Task prompt
Output each entry exactly; skip nothing.

Provided data
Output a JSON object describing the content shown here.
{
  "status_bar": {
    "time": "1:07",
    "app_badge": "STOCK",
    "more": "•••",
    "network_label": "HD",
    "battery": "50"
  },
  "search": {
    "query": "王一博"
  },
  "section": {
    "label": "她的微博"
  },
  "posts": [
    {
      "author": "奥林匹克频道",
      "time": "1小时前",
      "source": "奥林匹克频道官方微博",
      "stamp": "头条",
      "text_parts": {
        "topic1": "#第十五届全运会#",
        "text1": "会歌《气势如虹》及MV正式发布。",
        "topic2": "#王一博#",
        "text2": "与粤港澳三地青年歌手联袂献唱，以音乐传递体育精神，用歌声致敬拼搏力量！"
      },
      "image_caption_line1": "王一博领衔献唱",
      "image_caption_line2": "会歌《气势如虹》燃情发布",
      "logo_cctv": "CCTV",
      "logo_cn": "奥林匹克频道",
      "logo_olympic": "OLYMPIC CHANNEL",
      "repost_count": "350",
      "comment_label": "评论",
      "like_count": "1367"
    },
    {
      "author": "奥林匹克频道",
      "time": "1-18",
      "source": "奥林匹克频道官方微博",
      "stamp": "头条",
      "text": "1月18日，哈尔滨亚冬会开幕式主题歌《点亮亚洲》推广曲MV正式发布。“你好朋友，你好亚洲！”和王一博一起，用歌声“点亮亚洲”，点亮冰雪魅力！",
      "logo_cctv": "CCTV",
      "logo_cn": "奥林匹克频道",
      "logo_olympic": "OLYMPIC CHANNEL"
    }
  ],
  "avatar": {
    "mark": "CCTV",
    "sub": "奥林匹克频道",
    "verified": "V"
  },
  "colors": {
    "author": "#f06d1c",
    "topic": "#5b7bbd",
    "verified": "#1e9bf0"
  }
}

Output of the exercise
Output a JSON object describing the content shown here.
{
  "status_bar": {
    "time": "1:07",
    "app_badge": "STOCK",
    "more": "•••",
    "network_label": "HD",
    "battery": "50"
  },
  "search": {
    "query": "王一博"
  },
  "section": {
    "label": "她的微博"
  },
  "posts": [
    {
      "author": "奥林匹克频道",
      "time": "1小时前",
      "source": "奥林匹克频道官方微博",
      "stamp": "头条",
      "text_parts": {
        "topic1": "#第十五届全运会#",
        "text1": "会歌《气势如虹》及MV正式发布。",
        "topic2": "#王一博#",
        "text2": "与粤港澳三地青年歌手联袂献唱，以音乐传递体育精神，用歌声致敬拼搏力量！"
      },
      "image_caption_line1": "王一博领衔献唱",
      "image_caption_line2": "会歌《气势如虹》燃情发布",
      "logo_cctv": "CCTV",
      "logo_cn": "奥林匹克频道",
      "logo_olympic": "OLYMPIC CHANNEL",
      "repost_count": "350",
      "comment_label": "评论",
      "like_count": "1367"
    },
    {
      "author": "奥林匹克频道",
      "time": "1-18",
      "source": "奥林匹克频道官方微博",
      "stamp": "头条",
      "text": "1月18日，哈尔滨亚冬会开幕式主题歌《点亮亚洲》推广曲MV正式发布。“你好朋友，你好亚洲！”和王一博一起，用歌声“点亮亚洲”，点亮冰雪魅力！",
      "logo_cctv": "CCTV",
      "logo_cn": "奥林匹克频道",
      "logo_olympic": "OLYMPIC CHANNEL"
    }
  ],
  "avatar": {
    "mark": "CCTV",
    "sub": "奥林匹克频道",
    "verified": "V"
  },
  "colors": {
    "author": "#f06d1c",
    "topic": "#5b7bbd",
    "verified": "#1e9bf0"
  }
}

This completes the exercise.